Task description: Swap every "Other non-RES" for "Other non-renewables" and reproduce all of the data with nothing else altered. Omit the pictures.

Stored records:

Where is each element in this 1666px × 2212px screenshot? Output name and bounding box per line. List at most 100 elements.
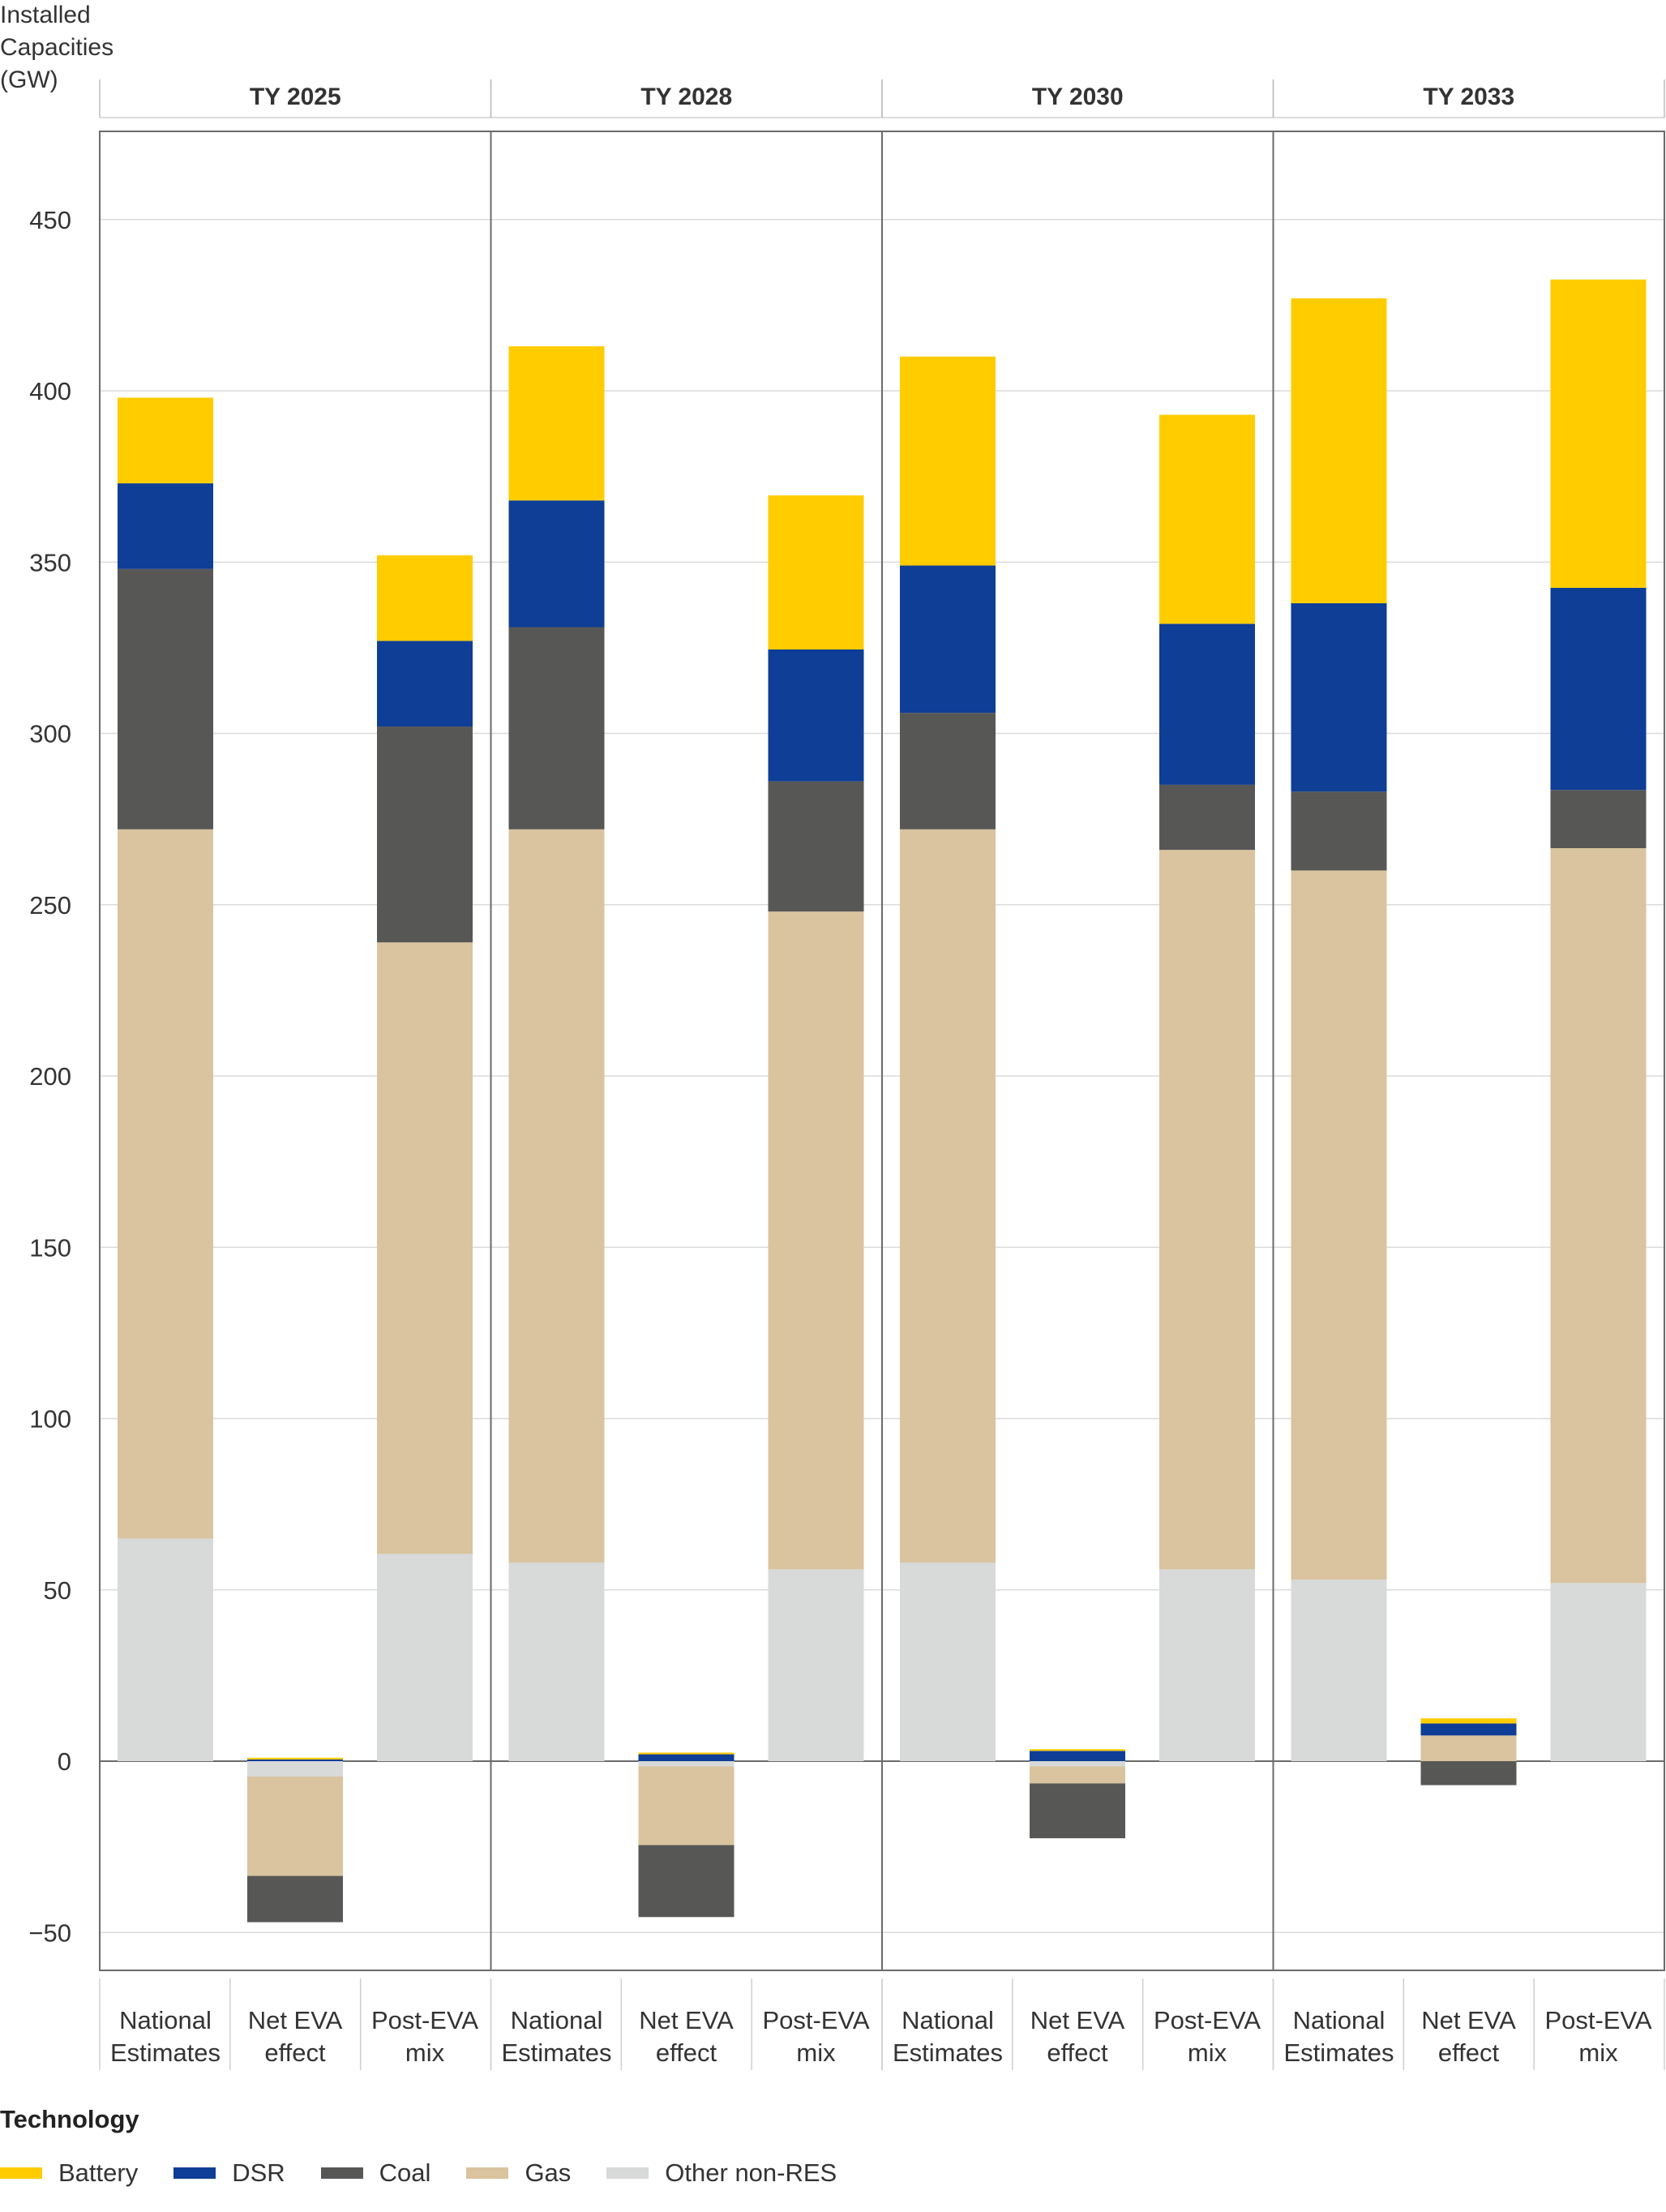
bar-ty-2033-post-eva-mix-coal: [1550, 790, 1647, 849]
bar-ty-2033-national-estimates-gas: [1291, 870, 1387, 1580]
bar-ty-2030-national-estimates-gas: [900, 829, 996, 1563]
bar-ty-2028-net-eva-effect-coal: [638, 1845, 734, 1918]
bar-ty-2025-post-eva-mix-gas: [377, 942, 473, 1554]
legend-item-other-non-res: Other non-RES: [606, 2158, 837, 2188]
bar-ty-2030-national-estimates-battery: [900, 356, 996, 566]
bar-ty-2025-post-eva-mix-coal: [377, 727, 473, 943]
panel-title-ty-2033: TY 2033: [1423, 84, 1514, 110]
category-label-ty-2025-post-eva-mix: Post-EVA mix: [371, 2006, 478, 2067]
y-tick-label: 0: [58, 1747, 71, 1776]
bar-ty-2033-net-eva-effect-gas: [1420, 1735, 1517, 1761]
bar-ty-2033-net-eva-effect-dsr: [1420, 1723, 1517, 1736]
legend-item-dsr: DSR: [173, 2158, 285, 2188]
bar-ty-2025-post-eva-mix-other-non-res: [377, 1554, 473, 1761]
bar-ty-2030-net-eva-effect-coal: [1030, 1783, 1125, 1839]
panel-title-ty-2025: TY 2025: [250, 84, 341, 110]
y-tick-label: 50: [44, 1576, 71, 1605]
bar-ty-2033-post-eva-mix-battery: [1550, 279, 1647, 588]
bar-ty-2030-national-estimates-coal: [900, 713, 996, 830]
bar-ty-2025-net-eva-effect-coal: [247, 1875, 343, 1923]
y-tick-label: 450: [29, 206, 71, 234]
y-tick-label: 200: [29, 1062, 71, 1091]
bar-ty-2028-national-estimates-gas: [508, 829, 605, 1563]
panel-title-ty-2030: TY 2030: [1032, 84, 1124, 110]
bar-ty-2025-national-estimates-coal: [118, 568, 213, 830]
legend-label-other-non-res: Other non-RES: [665, 2158, 837, 2187]
bar-ty-2028-net-eva-effect-battery: [638, 1752, 734, 1755]
legend-swatch-other-non-res: [606, 2167, 649, 2179]
bar-ty-2033-national-estimates-battery: [1291, 298, 1387, 603]
bar-ty-2030-national-estimates-dsr: [900, 565, 996, 714]
bar-ty-2025-national-estimates-gas: [118, 829, 213, 1539]
bar-ty-2030-post-eva-mix-battery: [1159, 414, 1255, 624]
panel-title-ty-2028: TY 2028: [640, 84, 732, 110]
bar-ty-2030-net-eva-effect-gas: [1030, 1766, 1125, 1784]
bar-ty-2028-net-eva-effect-dsr: [638, 1754, 734, 1761]
bar-ty-2025-post-eva-mix-dsr: [377, 641, 473, 727]
legend-item-coal: Coal: [320, 2158, 431, 2188]
bar-ty-2028-post-eva-mix-coal: [768, 781, 864, 912]
bar-ty-2028-post-eva-mix-other-non-res: [768, 1569, 864, 1761]
bar-ty-2033-post-eva-mix-dsr: [1550, 587, 1647, 791]
legend-label-battery: Battery: [58, 2158, 139, 2187]
y-tick-label: −50: [28, 1918, 71, 1947]
bar-ty-2030-post-eva-mix-coal: [1159, 784, 1255, 851]
legend-swatch-dsr: [173, 2167, 216, 2179]
bar-ty-2028-post-eva-mix-battery: [768, 495, 864, 649]
legend: Battery DSR Coal Gas Other non-RES: [0, 2158, 872, 2188]
category-label-ty-2028-post-eva-mix: Post-EVA mix: [762, 2006, 869, 2067]
bar-ty-2033-post-eva-mix-gas: [1550, 848, 1647, 1584]
legend-label-dsr: DSR: [232, 2158, 285, 2187]
bar-ty-2025-net-eva-effect-other-non-res: [247, 1761, 343, 1777]
category-label-ty-2033-post-eva-mix: Post-EVA mix: [1544, 2006, 1651, 2067]
y-tick-label: 250: [29, 891, 71, 920]
bar-ty-2025-net-eva-effect-battery: [247, 1757, 343, 1760]
bar-ty-2033-national-estimates-dsr: [1291, 602, 1387, 792]
bar-ty-2028-post-eva-mix-dsr: [768, 649, 864, 782]
category-label-ty-2025-national-estimates: National Estimates: [110, 2006, 221, 2067]
bar-ty-2033-national-estimates-coal: [1291, 791, 1387, 871]
category-label-ty-2030-post-eva-mix: Post-EVA mix: [1154, 2006, 1261, 2067]
bar-ty-2033-net-eva-effect-battery: [1420, 1718, 1517, 1724]
bar-ty-2030-national-estimates-other-non-res: [900, 1562, 996, 1761]
category-label-ty-2030-net-eva-effect: Net EVA effect: [1030, 2006, 1125, 2067]
bar-ty-2028-national-estimates-other-non-res: [508, 1562, 605, 1761]
bar-ty-2030-post-eva-mix-other-non-res: [1159, 1569, 1255, 1761]
bar-ty-2025-national-estimates-dsr: [118, 483, 213, 569]
bar-ty-2025-national-estimates-battery: [118, 397, 213, 484]
y-tick-label: 100: [29, 1405, 71, 1434]
legend-item-battery: Battery: [0, 2158, 138, 2188]
legend-swatch-gas: [466, 2167, 509, 2179]
bar-ty-2033-post-eva-mix-other-non-res: [1550, 1583, 1647, 1761]
legend-title: Technology: [0, 2105, 139, 2133]
bar-ty-2033-net-eva-effect-coal: [1420, 1761, 1517, 1785]
bar-ty-2030-net-eva-effect-other-non-res: [1030, 1761, 1125, 1767]
category-label-ty-2028-net-eva-effect: Net EVA effect: [639, 2006, 734, 2067]
stacked-bar-chart: −50 0 50 100 150 200 250 300 350 400 450 Installed C…: [0, 2, 1665, 2070]
bar-ty-2028-national-estimates-battery: [508, 346, 605, 501]
bar-ty-2025-net-eva-effect-gas: [247, 1777, 343, 1876]
bar-ty-2028-national-estimates-coal: [508, 627, 605, 830]
legend-label-gas: Gas: [525, 2158, 572, 2187]
bar-ty-2025-national-estimates-other-non-res: [118, 1538, 213, 1761]
bar-ty-2025-net-eva-effect-dsr: [247, 1759, 343, 1761]
category-label-ty-2033-national-estimates: National Estimates: [1283, 2006, 1394, 2067]
y-tick-label: 300: [29, 720, 71, 748]
bar-ty-2030-post-eva-mix-gas: [1159, 850, 1255, 1570]
y-axis-title: Installed Capacities (GW): [0, 2, 113, 93]
bar-ty-2028-net-eva-effect-other-non-res: [638, 1761, 734, 1767]
category-label-ty-2028-national-estimates: National Estimates: [501, 2006, 611, 2067]
category-label-ty-2030-national-estimates: National Estimates: [893, 2006, 1003, 2067]
category-label-ty-2033-net-eva-effect: Net EVA effect: [1421, 2006, 1516, 2067]
bar-ty-2028-net-eva-effect-gas: [638, 1766, 734, 1845]
legend-swatch-coal: [320, 2167, 363, 2179]
bar-ty-2028-post-eva-mix-gas: [768, 911, 864, 1570]
y-tick-label: 400: [29, 377, 71, 405]
category-label-ty-2025-net-eva-effect: Net EVA effect: [248, 2006, 343, 2067]
y-tick-label: 150: [29, 1233, 71, 1262]
legend-swatch-battery: [0, 2167, 42, 2179]
bar-ty-2030-net-eva-effect-battery: [1030, 1749, 1125, 1751]
legend-item-gas: Gas: [466, 2158, 571, 2188]
legend-label-coal: Coal: [379, 2158, 431, 2187]
bar-ty-2025-post-eva-mix-battery: [377, 555, 473, 641]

Solution for this problem:
Where is each element in this 1666px × 2212px screenshot? Output name and bounding box per line. List at most 100 elements.
bar-ty-2033-post-eva-mix-coal: [1550, 790, 1647, 849]
bar-ty-2033-national-estimates-gas: [1291, 870, 1387, 1580]
bar-ty-2030-national-estimates-gas: [900, 829, 996, 1563]
bar-ty-2028-net-eva-effect-coal: [638, 1845, 734, 1918]
bar-ty-2025-post-eva-mix-gas: [377, 942, 473, 1554]
legend-item-other-non-res: Other non-renewables: [606, 2158, 837, 2188]
bar-ty-2030-national-estimates-battery: [900, 356, 996, 566]
bar-ty-2025-post-eva-mix-coal: [377, 727, 473, 943]
panel-title-ty-2033: TY 2033: [1423, 84, 1514, 110]
category-label-ty-2025-post-eva-mix: Post-EVA mix: [371, 2006, 478, 2067]
y-tick-label: 0: [58, 1747, 71, 1776]
bar-ty-2033-net-eva-effect-gas: [1420, 1735, 1517, 1761]
bar-ty-2033-net-eva-effect-dsr: [1420, 1723, 1517, 1736]
legend-item-dsr: DSR: [173, 2158, 285, 2188]
bar-ty-2025-post-eva-mix-other-non-res: [377, 1554, 473, 1761]
bar-ty-2030-net-eva-effect-coal: [1030, 1783, 1125, 1839]
panel-title-ty-2025: TY 2025: [250, 84, 341, 110]
y-tick-label: 50: [44, 1576, 71, 1605]
bar-ty-2033-post-eva-mix-battery: [1550, 279, 1647, 588]
bar-ty-2030-national-estimates-coal: [900, 713, 996, 830]
bar-ty-2025-net-eva-effect-coal: [247, 1875, 343, 1923]
y-tick-label: 450: [29, 206, 71, 234]
y-tick-label: 200: [29, 1062, 71, 1091]
bar-ty-2028-national-estimates-gas: [508, 829, 605, 1563]
panel-title-ty-2030: TY 2030: [1032, 84, 1124, 110]
bar-ty-2025-national-estimates-coal: [118, 568, 213, 830]
legend-label-other-non-res: Other non-renewables: [665, 2158, 837, 2187]
bar-ty-2028-net-eva-effect-battery: [638, 1752, 734, 1755]
legend-swatch-other-non-res: [606, 2167, 649, 2179]
bar-ty-2033-national-estimates-battery: [1291, 298, 1387, 603]
bar-ty-2030-national-estimates-dsr: [900, 565, 996, 714]
bar-ty-2025-national-estimates-gas: [118, 829, 213, 1539]
bar-ty-2030-post-eva-mix-battery: [1159, 414, 1255, 624]
panel-title-ty-2028: TY 2028: [640, 84, 732, 110]
bar-ty-2030-net-eva-effect-gas: [1030, 1766, 1125, 1784]
bar-ty-2028-net-eva-effect-dsr: [638, 1754, 734, 1761]
bar-ty-2025-post-eva-mix-dsr: [377, 641, 473, 727]
legend-item-coal: Coal: [320, 2158, 431, 2188]
bar-ty-2028-post-eva-mix-coal: [768, 781, 864, 912]
bar-ty-2028-post-eva-mix-other-non-res: [768, 1569, 864, 1761]
bar-ty-2033-post-eva-mix-dsr: [1550, 587, 1647, 791]
legend-label-battery: Battery: [58, 2158, 139, 2187]
y-tick-label: −50: [28, 1918, 71, 1947]
bar-ty-2030-post-eva-mix-coal: [1159, 784, 1255, 851]
legend-swatch-dsr: [173, 2167, 216, 2179]
bar-ty-2028-post-eva-mix-battery: [768, 495, 864, 649]
legend: Battery DSR Coal Gas Other non-renewables: [0, 2158, 872, 2188]
category-label-ty-2028-post-eva-mix: Post-EVA mix: [762, 2006, 869, 2067]
bar-ty-2033-post-eva-mix-gas: [1550, 848, 1647, 1584]
legend-label-dsr: DSR: [232, 2158, 285, 2187]
bar-ty-2025-net-eva-effect-other-non-res: [247, 1761, 343, 1777]
category-label-ty-2033-post-eva-mix: Post-EVA mix: [1544, 2006, 1651, 2067]
y-tick-label: 250: [29, 891, 71, 920]
bar-ty-2025-net-eva-effect-battery: [247, 1757, 343, 1760]
bar-ty-2033-national-estimates-dsr: [1291, 602, 1387, 792]
bar-ty-2028-post-eva-mix-dsr: [768, 649, 864, 782]
category-label-ty-2025-national-estimates: National Estimates: [110, 2006, 221, 2067]
bar-ty-2033-national-estimates-coal: [1291, 791, 1387, 871]
category-label-ty-2030-post-eva-mix: Post-EVA mix: [1154, 2006, 1261, 2067]
bar-ty-2033-net-eva-effect-battery: [1420, 1718, 1517, 1724]
bar-ty-2030-national-estimates-other-non-res: [900, 1562, 996, 1761]
category-label-ty-2030-net-eva-effect: Net EVA effect: [1030, 2006, 1125, 2067]
bar-ty-2028-national-estimates-other-non-res: [508, 1562, 605, 1761]
bar-ty-2030-post-eva-mix-other-non-res: [1159, 1569, 1255, 1761]
bar-ty-2025-national-estimates-dsr: [118, 483, 213, 569]
bar-ty-2025-national-estimates-battery: [118, 397, 213, 484]
y-tick-label: 100: [29, 1405, 71, 1434]
legend-item-battery: Battery: [0, 2158, 138, 2188]
legend-swatch-gas: [466, 2167, 509, 2179]
bar-ty-2033-post-eva-mix-other-non-res: [1550, 1583, 1647, 1761]
legend-title: Technology: [0, 2105, 139, 2133]
bar-ty-2033-net-eva-effect-coal: [1420, 1761, 1517, 1785]
bar-ty-2030-net-eva-effect-other-non-res: [1030, 1761, 1125, 1767]
category-label-ty-2028-net-eva-effect: Net EVA effect: [639, 2006, 734, 2067]
stacked-bar-chart: −50 0 50 100 150 200 250 300 350 400 450 Installed C…: [0, 2, 1665, 2070]
bar-ty-2028-national-estimates-battery: [508, 346, 605, 501]
bar-ty-2025-net-eva-effect-gas: [247, 1777, 343, 1876]
bar-ty-2028-national-estimates-coal: [508, 627, 605, 830]
legend-label-gas: Gas: [525, 2158, 572, 2187]
bar-ty-2025-national-estimates-other-non-res: [118, 1538, 213, 1761]
bar-ty-2025-net-eva-effect-dsr: [247, 1759, 343, 1761]
category-label-ty-2033-national-estimates: National Estimates: [1283, 2006, 1394, 2067]
y-tick-label: 300: [29, 720, 71, 748]
bar-ty-2030-post-eva-mix-gas: [1159, 850, 1255, 1570]
y-axis-title: Installed Capacities (GW): [0, 2, 113, 93]
bar-ty-2028-net-eva-effect-other-non-res: [638, 1761, 734, 1767]
category-label-ty-2028-national-estimates: National Estimates: [501, 2006, 611, 2067]
category-label-ty-2030-national-estimates: National Estimates: [893, 2006, 1003, 2067]
category-label-ty-2033-net-eva-effect: Net EVA effect: [1421, 2006, 1516, 2067]
bar-ty-2028-net-eva-effect-gas: [638, 1766, 734, 1845]
legend-swatch-coal: [320, 2167, 363, 2179]
bar-ty-2028-post-eva-mix-gas: [768, 911, 864, 1570]
y-tick-label: 400: [29, 377, 71, 405]
category-label-ty-2025-net-eva-effect: Net EVA effect: [248, 2006, 343, 2067]
y-tick-label: 150: [29, 1233, 71, 1262]
legend-swatch-battery: [0, 2167, 42, 2179]
bar-ty-2030-net-eva-effect-battery: [1030, 1749, 1125, 1751]
legend-item-gas: Gas: [466, 2158, 571, 2188]
legend-label-coal: Coal: [379, 2158, 431, 2187]
bar-ty-2025-post-eva-mix-battery: [377, 555, 473, 641]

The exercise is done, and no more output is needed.